WHAT THE TASK REQUIRES:
Extract each line containing the string "Pandit".

(Data excerpts)
• • • •

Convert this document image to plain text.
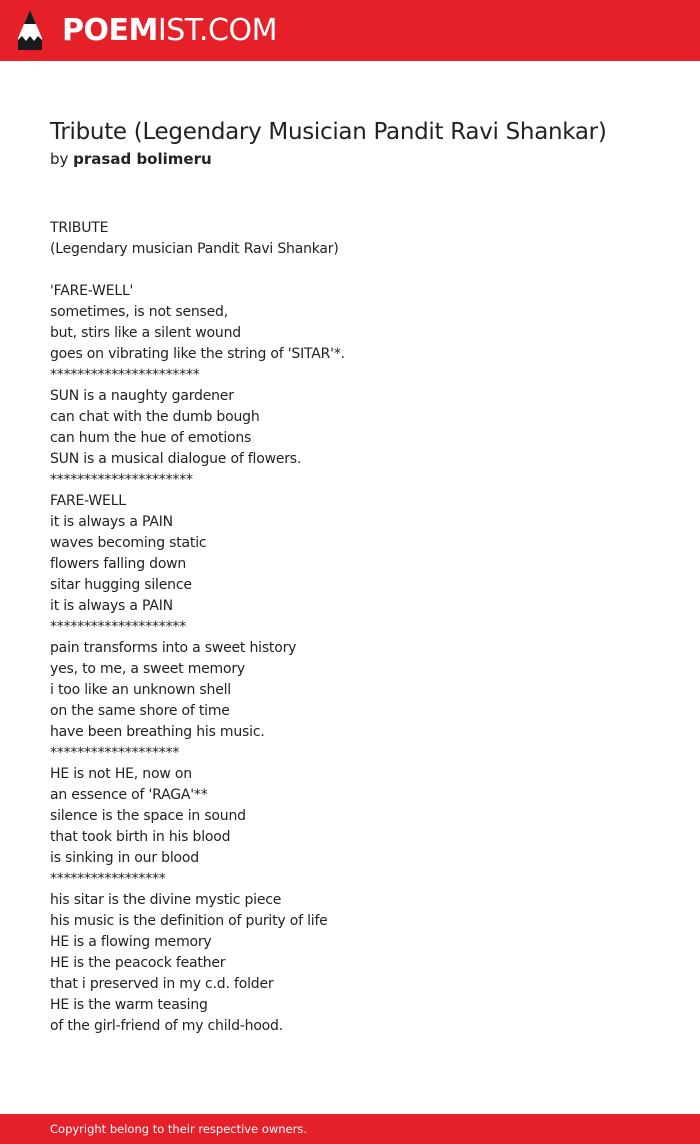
POEMIST.COM
Tribute (Legendary Musician Pandit Ravi Shankar)
by prasad bolimeru
TRIBUTE
(Legendary musician Pandit Ravi Shankar)
'FARE-WELL'
sometimes, is not sensed,
but, stirs like a silent wound
goes on vibrating like the string of 'SITAR'*.
**********************
SUN is a naughty gardener
can chat with the dumb bough
can hum the hue of emotions
SUN is a musical dialogue of flowers.
*********************
FARE-WELL
it is always a PAIN
waves becoming static
flowers falling down
sitar hugging silence
it is always a PAIN
********************
pain transforms into a sweet history
yes, to me, a sweet memory
i too like an unknown shell
on the same shore of time
have been breathing his music.
*******************
HE is not HE, now on
an essence of 'RAGA'**
silence is the space in sound
that took birth in his blood
is sinking in our blood
*****************
his sitar is the divine mystic piece
his music is the definition of purity of life
HE is a flowing memory
HE is the peacock feather
that i preserved in my c.d. folder
HE is the warm teasing
of the girl-friend of my child-hood.
Copyright belong to their respective owners.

• • • •

RESPONSE BELOW:
Tribute (Legendary Musician Pandit Ravi Shankar)
(Legendary musician Pandit Ravi Shankar)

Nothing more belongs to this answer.